▸ **Document source**:
La guerre des puces : Comment Pékin utilise la dépendance occidentale aux composants de base pour imposer son leadership sur le véhicule électrique (NEV).

 

 

L’alerte Stellantis, symptôme d’une menace stratégique

 

L’industrie automobile occidentale vient de recevoir un signal d’alarme retentissant. L’alerte lancée fin 2025 concernant le groupe Stellantis illustre de manière éloquente la fragilité structurelle du secteur. L’information, révélée par les médias, soulignait une vulnérabilité critique : « Stellantis attend un accord sur les semi-conducteurs avec la Chine, sous peine de paralysie de la production ».

Loin d’être un simple incident logistique, cette situation est le symptôme aigu d’une dépendance stratégique croissante. Ce rapport d’expertise évalue la plausibilité d’une crise mondiale des semi-conducteurs délibérément orchestrée par la Chine. Une telle stratégie vise à transformer son contrôle sur les chaînes d’approvisionnement en un levier géopolitique décisif, avec un objectif clair : accélérer la domination mondiale de son industrie des Véhicules à Énergie Nouvelle (NEV) et garantir à ses constructeurs un avantage de coût insurmontable.

▸ **Consignes**:
[1] Relevez tous les noms de lieux et d'entreprises cités dans le document sur la guerre des puces.
[2] Recopiez le passage du document sur la guerre des puces compris entre "Loin d’être un" et "de coût insurmontable.", bornes incluses.
Les lignes n'interviennent en rien dans ce travail.

▸ **Lignes enregistrées**:
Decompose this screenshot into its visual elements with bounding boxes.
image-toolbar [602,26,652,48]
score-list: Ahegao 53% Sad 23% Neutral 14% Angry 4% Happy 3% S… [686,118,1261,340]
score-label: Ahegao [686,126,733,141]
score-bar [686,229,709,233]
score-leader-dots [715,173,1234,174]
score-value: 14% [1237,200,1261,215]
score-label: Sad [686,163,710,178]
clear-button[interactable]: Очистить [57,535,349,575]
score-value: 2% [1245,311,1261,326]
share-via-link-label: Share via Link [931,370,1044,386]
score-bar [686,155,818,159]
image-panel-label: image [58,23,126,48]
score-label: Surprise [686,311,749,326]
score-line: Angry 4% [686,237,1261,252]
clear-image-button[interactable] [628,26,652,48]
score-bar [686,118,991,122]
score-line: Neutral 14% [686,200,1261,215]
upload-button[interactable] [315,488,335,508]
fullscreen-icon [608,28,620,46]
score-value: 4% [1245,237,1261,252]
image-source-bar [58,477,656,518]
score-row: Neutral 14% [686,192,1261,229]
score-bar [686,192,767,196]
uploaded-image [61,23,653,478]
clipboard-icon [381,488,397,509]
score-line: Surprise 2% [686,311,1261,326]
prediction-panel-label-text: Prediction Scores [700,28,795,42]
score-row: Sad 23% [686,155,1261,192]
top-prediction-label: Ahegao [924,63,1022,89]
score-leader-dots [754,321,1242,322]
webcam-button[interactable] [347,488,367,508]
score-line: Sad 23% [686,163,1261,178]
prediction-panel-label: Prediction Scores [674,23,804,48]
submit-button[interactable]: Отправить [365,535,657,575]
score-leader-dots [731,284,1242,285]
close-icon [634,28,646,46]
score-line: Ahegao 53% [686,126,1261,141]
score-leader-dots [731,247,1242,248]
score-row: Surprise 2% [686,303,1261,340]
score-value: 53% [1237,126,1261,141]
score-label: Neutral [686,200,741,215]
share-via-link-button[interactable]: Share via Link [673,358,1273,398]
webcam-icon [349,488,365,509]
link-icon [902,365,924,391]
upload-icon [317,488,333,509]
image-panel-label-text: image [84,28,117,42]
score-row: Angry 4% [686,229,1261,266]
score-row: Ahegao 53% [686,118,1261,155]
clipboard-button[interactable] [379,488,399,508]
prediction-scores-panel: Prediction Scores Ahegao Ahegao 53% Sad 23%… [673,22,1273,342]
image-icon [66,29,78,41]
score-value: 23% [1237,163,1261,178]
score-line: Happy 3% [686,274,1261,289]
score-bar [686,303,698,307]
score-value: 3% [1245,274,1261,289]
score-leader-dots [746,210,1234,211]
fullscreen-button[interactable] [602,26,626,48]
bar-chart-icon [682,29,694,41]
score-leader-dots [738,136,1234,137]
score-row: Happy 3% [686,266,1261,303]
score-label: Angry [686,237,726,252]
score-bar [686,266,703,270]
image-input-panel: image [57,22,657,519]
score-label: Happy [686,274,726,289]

▸ **Corrigé**:
[1] Pékin, Stellantis, Chine

[2]
Loin d’être un simple incident logistique, cette situation est le symptôme aigu d’une dépendance stratégique croissante. Ce rapport d’expertise évalue la plausibilité d’une crise mondiale des semi-conducteurs délibérément orchestrée par la Chine. Une telle stratégie vise à transformer son contrôle sur les chaînes d’approvisionnement en un levier géopolitique décisif, avec un objectif clair : accélérer la domination mondiale de son industrie des Véhicules à Énergie Nouvelle (NEV) et garantir à ses constructeurs un avantage de coût insurmontable.